**MATERIAL SUPPLIED:**
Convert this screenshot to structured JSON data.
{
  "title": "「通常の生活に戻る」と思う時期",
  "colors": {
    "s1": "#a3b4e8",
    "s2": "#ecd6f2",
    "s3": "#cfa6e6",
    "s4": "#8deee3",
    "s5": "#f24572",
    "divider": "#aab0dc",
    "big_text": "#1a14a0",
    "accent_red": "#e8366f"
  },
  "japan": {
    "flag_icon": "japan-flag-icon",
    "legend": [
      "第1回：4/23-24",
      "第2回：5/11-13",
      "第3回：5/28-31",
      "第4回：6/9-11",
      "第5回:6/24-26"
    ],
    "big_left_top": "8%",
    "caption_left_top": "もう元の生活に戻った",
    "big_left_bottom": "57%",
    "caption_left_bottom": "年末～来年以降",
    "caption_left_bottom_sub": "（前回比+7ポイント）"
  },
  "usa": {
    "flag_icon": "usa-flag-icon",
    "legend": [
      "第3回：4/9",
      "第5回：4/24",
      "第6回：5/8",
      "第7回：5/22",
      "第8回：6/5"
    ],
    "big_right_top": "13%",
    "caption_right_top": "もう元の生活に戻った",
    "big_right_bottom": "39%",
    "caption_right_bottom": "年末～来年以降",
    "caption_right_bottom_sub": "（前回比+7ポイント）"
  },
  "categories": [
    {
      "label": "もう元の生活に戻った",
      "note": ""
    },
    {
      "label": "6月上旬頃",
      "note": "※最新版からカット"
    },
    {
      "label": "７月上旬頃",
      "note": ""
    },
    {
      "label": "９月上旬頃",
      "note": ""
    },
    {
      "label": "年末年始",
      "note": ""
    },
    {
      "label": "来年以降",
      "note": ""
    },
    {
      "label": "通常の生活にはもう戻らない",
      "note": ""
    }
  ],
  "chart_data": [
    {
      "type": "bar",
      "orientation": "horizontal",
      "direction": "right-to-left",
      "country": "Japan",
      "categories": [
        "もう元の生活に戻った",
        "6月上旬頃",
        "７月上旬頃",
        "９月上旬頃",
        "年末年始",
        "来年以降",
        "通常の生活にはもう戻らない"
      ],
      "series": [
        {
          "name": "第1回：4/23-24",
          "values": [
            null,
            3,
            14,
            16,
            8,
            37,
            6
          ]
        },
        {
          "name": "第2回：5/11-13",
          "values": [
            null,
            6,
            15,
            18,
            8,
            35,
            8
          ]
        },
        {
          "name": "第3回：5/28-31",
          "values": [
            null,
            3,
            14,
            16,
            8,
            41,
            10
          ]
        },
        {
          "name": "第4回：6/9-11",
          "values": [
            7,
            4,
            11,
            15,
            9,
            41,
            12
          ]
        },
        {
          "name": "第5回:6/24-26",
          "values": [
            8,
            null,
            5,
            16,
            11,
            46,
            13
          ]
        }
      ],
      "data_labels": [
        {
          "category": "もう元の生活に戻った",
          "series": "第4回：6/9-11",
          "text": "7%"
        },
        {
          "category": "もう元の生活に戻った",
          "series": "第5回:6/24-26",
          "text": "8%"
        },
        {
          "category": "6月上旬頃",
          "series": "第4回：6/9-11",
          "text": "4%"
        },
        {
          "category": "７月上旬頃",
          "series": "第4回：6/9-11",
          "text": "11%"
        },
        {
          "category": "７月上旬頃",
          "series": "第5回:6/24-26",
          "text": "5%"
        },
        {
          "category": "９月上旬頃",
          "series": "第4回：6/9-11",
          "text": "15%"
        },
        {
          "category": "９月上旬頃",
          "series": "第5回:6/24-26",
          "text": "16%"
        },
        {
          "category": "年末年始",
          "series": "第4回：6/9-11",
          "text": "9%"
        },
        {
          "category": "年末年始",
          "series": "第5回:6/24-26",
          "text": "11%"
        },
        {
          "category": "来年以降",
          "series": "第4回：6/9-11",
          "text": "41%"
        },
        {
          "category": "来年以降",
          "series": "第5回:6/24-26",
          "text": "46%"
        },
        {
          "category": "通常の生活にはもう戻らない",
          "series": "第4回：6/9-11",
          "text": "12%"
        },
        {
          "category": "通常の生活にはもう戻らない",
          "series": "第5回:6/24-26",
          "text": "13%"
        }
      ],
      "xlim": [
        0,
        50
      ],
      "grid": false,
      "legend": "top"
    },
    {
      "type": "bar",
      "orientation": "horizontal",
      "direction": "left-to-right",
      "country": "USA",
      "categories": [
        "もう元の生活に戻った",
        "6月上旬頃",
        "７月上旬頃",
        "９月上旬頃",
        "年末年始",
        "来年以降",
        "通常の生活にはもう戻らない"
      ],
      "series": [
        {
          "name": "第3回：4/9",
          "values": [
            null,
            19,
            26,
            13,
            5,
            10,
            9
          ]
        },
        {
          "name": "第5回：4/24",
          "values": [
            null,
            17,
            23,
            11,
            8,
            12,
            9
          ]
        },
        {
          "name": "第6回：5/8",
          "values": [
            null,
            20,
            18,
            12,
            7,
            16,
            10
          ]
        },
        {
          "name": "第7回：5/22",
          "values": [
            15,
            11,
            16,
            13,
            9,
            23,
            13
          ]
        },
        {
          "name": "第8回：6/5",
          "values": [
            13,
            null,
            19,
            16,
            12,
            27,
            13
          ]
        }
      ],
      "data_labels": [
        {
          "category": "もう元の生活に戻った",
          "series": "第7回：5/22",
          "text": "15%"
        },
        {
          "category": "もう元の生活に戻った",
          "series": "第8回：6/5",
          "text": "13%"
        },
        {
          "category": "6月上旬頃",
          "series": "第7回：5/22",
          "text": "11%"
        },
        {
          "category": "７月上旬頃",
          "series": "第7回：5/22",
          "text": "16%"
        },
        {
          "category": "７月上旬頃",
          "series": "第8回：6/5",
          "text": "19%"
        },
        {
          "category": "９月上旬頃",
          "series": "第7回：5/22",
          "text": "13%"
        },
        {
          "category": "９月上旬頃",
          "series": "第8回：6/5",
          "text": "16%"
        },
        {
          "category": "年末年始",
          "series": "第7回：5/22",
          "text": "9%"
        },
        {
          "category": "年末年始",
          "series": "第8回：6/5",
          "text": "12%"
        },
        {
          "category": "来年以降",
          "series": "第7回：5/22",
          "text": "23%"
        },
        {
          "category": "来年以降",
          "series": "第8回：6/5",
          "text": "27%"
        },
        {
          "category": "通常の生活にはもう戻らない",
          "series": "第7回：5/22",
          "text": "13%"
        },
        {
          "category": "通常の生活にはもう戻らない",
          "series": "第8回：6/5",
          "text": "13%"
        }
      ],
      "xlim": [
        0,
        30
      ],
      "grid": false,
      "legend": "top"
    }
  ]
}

**WRITTEN INSTRUCTION:** Retype the listing. Match it exactly.

**RESULT OF THE TASK:**
Convert this screenshot to structured JSON data.
{
  "title": "「通常の生活に戻る」と思う時期",
  "colors": {
    "s1": "#a3b4e8",
    "s2": "#ecd6f2",
    "s3": "#cfa6e6",
    "s4": "#8deee3",
    "s5": "#f24572",
    "divider": "#aab0dc",
    "big_text": "#1a14a0",
    "accent_red": "#e8366f"
  },
  "japan": {
    "flag_icon": "japan-flag-icon",
    "legend": [
      "第1回：4/23-24",
      "第2回：5/11-13",
      "第3回：5/28-31",
      "第4回：6/9-11",
      "第5回:6/24-26"
    ],
    "big_left_top": "8%",
    "caption_left_top": "もう元の生活に戻った",
    "big_left_bottom": "57%",
    "caption_left_bottom": "年末～来年以降",
    "caption_left_bottom_sub": "（前回比+7ポイント）"
  },
  "usa": {
    "flag_icon": "usa-flag-icon",
    "legend": [
      "第3回：4/9",
      "第5回：4/24",
      "第6回：5/8",
      "第7回：5/22",
      "第8回：6/5"
    ],
    "big_right_top": "13%",
    "caption_right_top": "もう元の生活に戻った",
    "big_right_bottom": "39%",
    "caption_right_bottom": "年末～来年以降",
    "caption_right_bottom_sub": "（前回比+7ポイント）"
  },
  "categories": [
    {
      "label": "もう元の生活に戻った",
      "note": ""
    },
    {
      "label": "6月上旬頃",
      "note": "※最新版からカット"
    },
    {
      "label": "７月上旬頃",
      "note": ""
    },
    {
      "label": "９月上旬頃",
      "note": ""
    },
    {
      "label": "年末年始",
      "note": ""
    },
    {
      "label": "来年以降",
      "note": ""
    },
    {
      "label": "通常の生活にはもう戻らない",
      "note": ""
    }
  ],
  "chart_data": [
    {
      "type": "bar",
      "orientation": "horizontal",
      "direction": "right-to-left",
      "country": "Japan",
      "categories": [
        "もう元の生活に戻った",
        "6月上旬頃",
        "７月上旬頃",
        "９月上旬頃",
        "年末年始",
        "来年以降",
        "通常の生活にはもう戻らない"
      ],
      "series": [
        {
          "name": "第1回：4/23-24",
          "values": [
            null,
            3,
            14,
            16,
            8,
            37,
            6
          ]
        },
        {
          "name": "第2回：5/11-13",
          "values": [
            null,
            6,
            15,
            18,
            8,
            35,
            8
          ]
        },
        {
          "name": "第3回：5/28-31",
          "values": [
            null,
            3,
            14,
            16,
            8,
            41,
            10
          ]
        },
        {
          "name": "第4回：6/9-11",
          "values": [
            7,
            4,
            11,
            15,
            9,
            41,
            12
          ]
        },
        {
          "name": "第5回:6/24-26",
          "values": [
            8,
            null,
            5,
            16,
            11,
            46,
            13
          ]
        }
      ],
      "data_labels": [
        {
          "category": "もう元の生活に戻った",
          "series": "第4回：6/9-11",
          "text": "7%"
        },
        {
          "category": "もう元の生活に戻った",
          "series": "第5回:6/24-26",
          "text": "8%"
        },
        {
          "category": "6月上旬頃",
          "series": "第4回：6/9-11",
          "text": "4%"
        },
        {
          "category": "７月上旬頃",
          "series": "第4回：6/9-11",
          "text": "11%"
        },
        {
          "category": "７月上旬頃",
          "series": "第5回:6/24-26",
          "text": "5%"
        },
        {
          "category": "９月上旬頃",
          "series": "第4回：6/9-11",
          "text": "15%"
        },
        {
          "category": "９月上旬頃",
          "series": "第5回:6/24-26",
          "text": "16%"
        },
        {
          "category": "年末年始",
          "series": "第4回：6/9-11",
          "text": "9%"
        },
        {
          "category": "年末年始",
          "series": "第5回:6/24-26",
          "text": "11%"
        },
        {
          "category": "来年以降",
          "series": "第4回：6/9-11",
          "text": "41%"
        },
        {
          "category": "来年以降",
          "series": "第5回:6/24-26",
          "text": "46%"
        },
        {
          "category": "通常の生活にはもう戻らない",
          "series": "第4回：6/9-11",
          "text": "12%"
        },
        {
          "category": "通常の生活にはもう戻らない",
          "series": "第5回:6/24-26",
          "text": "13%"
        }
      ],
      "xlim": [
        0,
        50
      ],
      "grid": false,
      "legend": "top"
    },
    {
      "type": "bar",
      "orientation": "horizontal",
      "direction": "left-to-right",
      "country": "USA",
      "categories": [
        "もう元の生活に戻った",
        "6月上旬頃",
        "７月上旬頃",
        "９月上旬頃",
        "年末年始",
        "来年以降",
        "通常の生活にはもう戻らない"
      ],
      "series": [
        {
          "name": "第3回：4/9",
          "values": [
            null,
            19,
            26,
            13,
            5,
            10,
            9
          ]
        },
        {
          "name": "第5回：4/24",
          "values": [
            null,
            17,
            23,
            11,
            8,
            12,
            9
          ]
        },
        {
          "name": "第6回：5/8",
          "values": [
            null,
            20,
            18,
            12,
            7,
            16,
            10
          ]
        },
        {
          "name": "第7回：5/22",
          "values": [
            15,
            11,
            16,
            13,
            9,
            23,
            13
          ]
        },
        {
          "name": "第8回：6/5",
          "values": [
            13,
            null,
            19,
            16,
            12,
            27,
            13
          ]
        }
      ],
      "data_labels": [
        {
          "category": "もう元の生活に戻った",
          "series": "第7回：5/22",
          "text": "15%"
        },
        {
          "category": "もう元の生活に戻った",
          "series": "第8回：6/5",
          "text": "13%"
        },
        {
          "category": "6月上旬頃",
          "series": "第7回：5/22",
          "text": "11%"
        },
        {
          "category": "７月上旬頃",
          "series": "第7回：5/22",
          "text": "16%"
        },
        {
          "category": "７月上旬頃",
          "series": "第8回：6/5",
          "text": "19%"
        },
        {
          "category": "９月上旬頃",
          "series": "第7回：5/22",
          "text": "13%"
        },
        {
          "category": "９月上旬頃",
          "series": "第8回：6/5",
          "text": "16%"
        },
        {
          "category": "年末年始",
          "series": "第7回：5/22",
          "text": "9%"
        },
        {
          "category": "年末年始",
          "series": "第8回：6/5",
          "text": "12%"
        },
        {
          "category": "来年以降",
          "series": "第7回：5/22",
          "text": "23%"
        },
        {
          "category": "来年以降",
          "series": "第8回：6/5",
          "text": "27%"
        },
        {
          "category": "通常の生活にはもう戻らない",
          "series": "第7回：5/22",
          "text": "13%"
        },
        {
          "category": "通常の生活にはもう戻らない",
          "series": "第8回：6/5",
          "text": "13%"
        }
      ],
      "xlim": [
        0,
        30
      ],
      "grid": false,
      "legend": "top"
    }
  ]
}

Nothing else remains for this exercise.